(The task):
Write out each line word for word. Drop pictures.

━━ Task inputs ━━

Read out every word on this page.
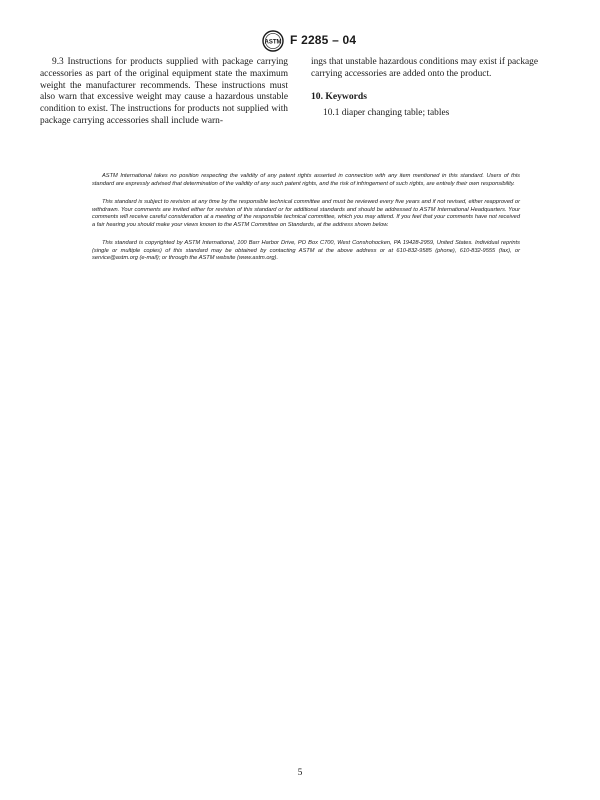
ASTM F 2285 – 04

9.3 Instructions for products supplied with package carrying accessories as part of the original equipment state the maximum weight the manufacturer recommends. These instructions must also warn that excessive weight may cause a hazardous unstable condition to exist. The instructions for products not supplied with package carrying accessories shall include warn-

ings that unstable hazardous conditions may exist if package carrying accessories are added onto the product.

10. Keywords

10.1 diaper changing table; tables

ASTM International takes no position respecting the validity of any patent rights asserted in connection with any item mentioned in this standard. Users of this standard are expressly advised that determination of the validity of any such patent rights, and the risk of infringement of such rights, are entirely their own responsibility.

This standard is subject to revision at any time by the responsible technical committee and must be reviewed every five years and if not revised, either reapproved or withdrawn. Your comments are invited either for revision of this standard or for additional standards and should be addressed to ASTM International Headquarters. Your comments will receive careful consideration at a meeting of the responsible technical committee, which you may attend. If you feel that your comments have not received a fair hearing you should make your views known to the ASTM Committee on Standards, at the address shown below.

This standard is copyrighted by ASTM International, 100 Barr Harbor Drive, PO Box C700, West Conshohocken, PA 19428-2959, United States. Individual reprints (single or multiple copies) of this standard may be obtained by contacting ASTM at the above address or at 610-832-9585 (phone), 610-832-9555 (fax), or service@astm.org (e-mail); or through the ASTM website (www.astm.org).

5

━━━

(Full solution):
Read out every word on this page.
ASTM F 2285 – 04

9.3 Instructions for products supplied with package carrying accessories as part of the original equipment state the maximum weight the manufacturer recommends. These instructions must also warn that excessive weight may cause a hazardous unstable condition to exist. The instructions for products not supplied with package carrying accessories shall include warn-

ings that unstable hazardous conditions may exist if package carrying accessories are added onto the product.

10. Keywords

10.1 diaper changing table; tables

ASTM International takes no position respecting the validity of any patent rights asserted in connection with any item mentioned in this standard. Users of this standard are expressly advised that determination of the validity of any such patent rights, and the risk of infringement of such rights, are entirely their own responsibility.

This standard is subject to revision at any time by the responsible technical committee and must be reviewed every five years and if not revised, either reapproved or withdrawn. Your comments are invited either for revision of this standard or for additional standards and should be addressed to ASTM International Headquarters. Your comments will receive careful consideration at a meeting of the responsible technical committee, which you may attend. If you feel that your comments have not received a fair hearing you should make your views known to the ASTM Committee on Standards, at the address shown below.

This standard is copyrighted by ASTM International, 100 Barr Harbor Drive, PO Box C700, West Conshohocken, PA 19428-2959, United States. Individual reprints (single or multiple copies) of this standard may be obtained by contacting ASTM at the above address or at 610-832-9585 (phone), 610-832-9555 (fax), or service@astm.org (e-mail); or through the ASTM website (www.astm.org).

5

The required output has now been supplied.